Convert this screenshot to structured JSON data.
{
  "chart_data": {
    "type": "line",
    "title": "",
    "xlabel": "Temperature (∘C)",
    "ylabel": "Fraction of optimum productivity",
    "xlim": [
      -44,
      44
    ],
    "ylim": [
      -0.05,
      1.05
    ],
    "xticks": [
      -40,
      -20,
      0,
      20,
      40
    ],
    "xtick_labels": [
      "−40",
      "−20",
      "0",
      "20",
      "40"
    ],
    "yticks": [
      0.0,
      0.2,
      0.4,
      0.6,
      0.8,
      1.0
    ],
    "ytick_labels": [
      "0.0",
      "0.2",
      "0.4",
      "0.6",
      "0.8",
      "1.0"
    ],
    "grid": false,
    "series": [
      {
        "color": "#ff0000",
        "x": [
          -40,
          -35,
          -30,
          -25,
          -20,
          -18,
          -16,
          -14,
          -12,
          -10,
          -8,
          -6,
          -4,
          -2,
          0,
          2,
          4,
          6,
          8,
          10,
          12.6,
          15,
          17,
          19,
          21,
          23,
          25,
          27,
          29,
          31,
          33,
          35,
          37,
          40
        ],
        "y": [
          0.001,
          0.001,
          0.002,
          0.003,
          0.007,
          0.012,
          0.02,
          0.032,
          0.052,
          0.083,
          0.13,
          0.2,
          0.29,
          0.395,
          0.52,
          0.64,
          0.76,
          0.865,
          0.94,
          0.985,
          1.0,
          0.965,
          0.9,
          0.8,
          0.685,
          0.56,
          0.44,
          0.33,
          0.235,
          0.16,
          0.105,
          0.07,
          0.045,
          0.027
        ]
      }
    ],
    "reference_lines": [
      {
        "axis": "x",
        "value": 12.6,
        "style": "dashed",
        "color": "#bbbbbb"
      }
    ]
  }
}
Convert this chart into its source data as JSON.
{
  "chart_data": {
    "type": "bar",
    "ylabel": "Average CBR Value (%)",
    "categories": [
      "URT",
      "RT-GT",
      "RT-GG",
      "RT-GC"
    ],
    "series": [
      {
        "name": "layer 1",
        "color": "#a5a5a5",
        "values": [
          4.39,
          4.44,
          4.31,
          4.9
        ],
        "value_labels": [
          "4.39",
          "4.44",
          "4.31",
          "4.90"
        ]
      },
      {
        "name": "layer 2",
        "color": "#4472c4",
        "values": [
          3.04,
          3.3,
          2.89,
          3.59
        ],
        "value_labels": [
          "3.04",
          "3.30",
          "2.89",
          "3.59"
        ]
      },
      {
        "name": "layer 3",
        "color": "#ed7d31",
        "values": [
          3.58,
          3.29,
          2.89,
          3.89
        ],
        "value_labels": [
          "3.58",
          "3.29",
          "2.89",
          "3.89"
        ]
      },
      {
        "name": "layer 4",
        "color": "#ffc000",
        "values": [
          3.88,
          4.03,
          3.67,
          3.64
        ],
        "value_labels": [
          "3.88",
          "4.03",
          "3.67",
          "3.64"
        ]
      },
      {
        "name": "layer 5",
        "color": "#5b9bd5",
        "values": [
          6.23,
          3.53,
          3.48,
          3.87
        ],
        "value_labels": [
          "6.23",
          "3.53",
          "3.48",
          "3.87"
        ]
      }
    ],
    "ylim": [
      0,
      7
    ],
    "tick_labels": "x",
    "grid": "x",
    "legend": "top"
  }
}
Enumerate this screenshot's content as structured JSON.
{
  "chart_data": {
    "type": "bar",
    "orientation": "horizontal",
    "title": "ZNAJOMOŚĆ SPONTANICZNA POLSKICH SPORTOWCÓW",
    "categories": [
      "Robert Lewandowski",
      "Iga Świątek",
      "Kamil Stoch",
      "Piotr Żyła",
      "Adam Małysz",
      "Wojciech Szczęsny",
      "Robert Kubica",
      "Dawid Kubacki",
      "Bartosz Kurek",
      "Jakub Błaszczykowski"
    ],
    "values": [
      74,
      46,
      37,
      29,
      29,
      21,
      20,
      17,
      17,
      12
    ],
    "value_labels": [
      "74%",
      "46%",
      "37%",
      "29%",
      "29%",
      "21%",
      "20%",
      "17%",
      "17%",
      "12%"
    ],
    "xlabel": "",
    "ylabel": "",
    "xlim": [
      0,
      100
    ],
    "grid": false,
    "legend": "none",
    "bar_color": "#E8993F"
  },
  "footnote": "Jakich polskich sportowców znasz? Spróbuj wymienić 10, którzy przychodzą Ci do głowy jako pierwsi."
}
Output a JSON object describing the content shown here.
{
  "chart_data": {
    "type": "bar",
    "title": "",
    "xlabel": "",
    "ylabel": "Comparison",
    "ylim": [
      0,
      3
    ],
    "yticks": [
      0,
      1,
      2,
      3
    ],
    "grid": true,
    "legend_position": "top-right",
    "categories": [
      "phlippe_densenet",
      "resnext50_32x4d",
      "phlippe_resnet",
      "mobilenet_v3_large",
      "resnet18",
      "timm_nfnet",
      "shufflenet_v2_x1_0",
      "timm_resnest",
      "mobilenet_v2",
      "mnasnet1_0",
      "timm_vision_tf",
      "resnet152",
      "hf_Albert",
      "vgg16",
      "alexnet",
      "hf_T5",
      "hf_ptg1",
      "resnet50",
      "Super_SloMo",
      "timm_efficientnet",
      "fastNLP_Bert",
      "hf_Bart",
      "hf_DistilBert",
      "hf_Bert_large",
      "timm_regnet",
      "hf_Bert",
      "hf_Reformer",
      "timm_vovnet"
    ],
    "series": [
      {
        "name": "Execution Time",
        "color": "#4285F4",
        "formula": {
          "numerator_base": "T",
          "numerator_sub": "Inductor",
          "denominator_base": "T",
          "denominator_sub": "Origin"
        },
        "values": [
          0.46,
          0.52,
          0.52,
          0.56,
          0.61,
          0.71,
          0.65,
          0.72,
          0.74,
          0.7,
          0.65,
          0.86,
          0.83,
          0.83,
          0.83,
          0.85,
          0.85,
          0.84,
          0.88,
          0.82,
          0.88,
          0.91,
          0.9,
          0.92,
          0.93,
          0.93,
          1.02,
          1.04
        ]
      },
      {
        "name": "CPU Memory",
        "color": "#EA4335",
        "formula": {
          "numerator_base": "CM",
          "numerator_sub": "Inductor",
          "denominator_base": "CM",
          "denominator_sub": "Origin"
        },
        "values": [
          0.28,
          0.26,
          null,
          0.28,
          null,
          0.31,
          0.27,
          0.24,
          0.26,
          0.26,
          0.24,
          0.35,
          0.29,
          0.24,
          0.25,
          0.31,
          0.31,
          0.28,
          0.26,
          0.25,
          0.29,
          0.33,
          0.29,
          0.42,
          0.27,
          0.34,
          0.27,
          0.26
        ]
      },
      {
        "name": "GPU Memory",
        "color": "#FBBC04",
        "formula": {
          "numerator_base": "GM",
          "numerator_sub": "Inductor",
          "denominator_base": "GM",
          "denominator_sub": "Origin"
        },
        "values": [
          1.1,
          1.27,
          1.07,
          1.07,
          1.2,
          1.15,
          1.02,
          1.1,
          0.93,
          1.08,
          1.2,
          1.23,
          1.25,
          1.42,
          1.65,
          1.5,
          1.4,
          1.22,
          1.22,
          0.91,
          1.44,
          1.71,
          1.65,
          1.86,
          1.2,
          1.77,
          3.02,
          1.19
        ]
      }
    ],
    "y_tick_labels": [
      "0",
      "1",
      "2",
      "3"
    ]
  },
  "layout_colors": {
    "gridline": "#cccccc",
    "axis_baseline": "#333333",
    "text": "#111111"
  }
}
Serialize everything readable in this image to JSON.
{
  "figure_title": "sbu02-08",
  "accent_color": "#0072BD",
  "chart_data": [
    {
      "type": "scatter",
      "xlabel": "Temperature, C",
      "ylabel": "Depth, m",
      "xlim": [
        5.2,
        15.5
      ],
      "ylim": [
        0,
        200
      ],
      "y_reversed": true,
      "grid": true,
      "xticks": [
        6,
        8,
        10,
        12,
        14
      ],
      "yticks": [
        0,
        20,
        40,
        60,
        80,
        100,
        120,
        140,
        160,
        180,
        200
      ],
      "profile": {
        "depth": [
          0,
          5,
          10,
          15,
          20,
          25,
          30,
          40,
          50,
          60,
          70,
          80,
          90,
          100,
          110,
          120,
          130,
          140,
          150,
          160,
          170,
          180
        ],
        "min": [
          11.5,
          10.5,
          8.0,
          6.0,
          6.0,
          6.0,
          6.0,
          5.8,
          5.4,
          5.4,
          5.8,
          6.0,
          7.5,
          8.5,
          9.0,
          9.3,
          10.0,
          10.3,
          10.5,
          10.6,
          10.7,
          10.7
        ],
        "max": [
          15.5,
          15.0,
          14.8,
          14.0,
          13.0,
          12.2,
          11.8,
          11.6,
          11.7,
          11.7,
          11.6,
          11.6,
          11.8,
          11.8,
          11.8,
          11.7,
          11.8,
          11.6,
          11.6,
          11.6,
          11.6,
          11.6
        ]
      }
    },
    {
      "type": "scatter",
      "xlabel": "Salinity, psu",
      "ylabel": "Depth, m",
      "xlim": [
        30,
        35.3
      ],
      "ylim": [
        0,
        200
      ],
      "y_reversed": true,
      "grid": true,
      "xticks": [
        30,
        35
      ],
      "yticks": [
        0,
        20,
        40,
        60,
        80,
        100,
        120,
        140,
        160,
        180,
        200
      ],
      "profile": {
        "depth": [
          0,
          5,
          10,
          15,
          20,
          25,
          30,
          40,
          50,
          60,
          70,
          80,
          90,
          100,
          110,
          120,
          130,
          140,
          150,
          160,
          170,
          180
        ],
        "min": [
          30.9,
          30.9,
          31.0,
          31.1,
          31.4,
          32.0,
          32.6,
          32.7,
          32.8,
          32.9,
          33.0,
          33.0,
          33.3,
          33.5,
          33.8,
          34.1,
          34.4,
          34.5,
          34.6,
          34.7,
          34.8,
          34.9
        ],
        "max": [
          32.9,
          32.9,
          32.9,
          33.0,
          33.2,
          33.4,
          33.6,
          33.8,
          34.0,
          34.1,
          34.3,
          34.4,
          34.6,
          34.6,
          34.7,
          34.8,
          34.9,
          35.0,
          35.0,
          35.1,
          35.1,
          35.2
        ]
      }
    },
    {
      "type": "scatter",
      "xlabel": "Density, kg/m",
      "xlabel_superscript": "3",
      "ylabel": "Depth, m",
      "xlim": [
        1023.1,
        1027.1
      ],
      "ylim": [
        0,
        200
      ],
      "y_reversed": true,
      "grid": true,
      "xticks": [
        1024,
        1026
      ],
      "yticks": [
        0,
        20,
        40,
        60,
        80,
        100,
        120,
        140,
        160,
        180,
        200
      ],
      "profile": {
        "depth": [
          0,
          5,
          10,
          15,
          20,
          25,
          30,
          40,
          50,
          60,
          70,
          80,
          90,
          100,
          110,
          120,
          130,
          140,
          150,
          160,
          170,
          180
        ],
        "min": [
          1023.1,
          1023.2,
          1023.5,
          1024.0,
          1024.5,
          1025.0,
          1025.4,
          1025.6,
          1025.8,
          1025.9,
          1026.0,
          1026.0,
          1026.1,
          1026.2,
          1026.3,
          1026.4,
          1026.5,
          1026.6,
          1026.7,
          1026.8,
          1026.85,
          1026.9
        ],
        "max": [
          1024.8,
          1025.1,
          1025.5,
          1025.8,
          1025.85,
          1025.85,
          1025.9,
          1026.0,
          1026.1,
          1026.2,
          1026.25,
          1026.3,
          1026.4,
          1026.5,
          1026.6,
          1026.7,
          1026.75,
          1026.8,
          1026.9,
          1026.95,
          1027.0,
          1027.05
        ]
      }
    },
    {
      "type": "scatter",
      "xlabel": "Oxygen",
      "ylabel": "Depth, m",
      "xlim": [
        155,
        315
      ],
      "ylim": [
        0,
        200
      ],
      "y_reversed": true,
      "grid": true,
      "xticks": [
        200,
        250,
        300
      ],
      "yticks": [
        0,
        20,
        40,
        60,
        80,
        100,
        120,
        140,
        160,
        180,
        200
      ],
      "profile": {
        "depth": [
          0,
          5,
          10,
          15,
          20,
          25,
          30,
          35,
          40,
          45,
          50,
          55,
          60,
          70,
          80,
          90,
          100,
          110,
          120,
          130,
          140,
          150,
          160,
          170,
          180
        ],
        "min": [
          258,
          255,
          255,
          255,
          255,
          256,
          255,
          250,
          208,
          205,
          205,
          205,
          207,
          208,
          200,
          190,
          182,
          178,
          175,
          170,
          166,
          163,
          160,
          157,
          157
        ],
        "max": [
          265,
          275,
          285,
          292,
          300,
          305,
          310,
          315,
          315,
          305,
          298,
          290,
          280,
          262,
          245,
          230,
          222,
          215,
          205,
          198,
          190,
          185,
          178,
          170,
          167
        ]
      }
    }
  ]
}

════

#### TASK TO COMPLETE
Check each line of the listing above for the string "name", then report only how many lines have it.

#### RESPONSE BELOW
8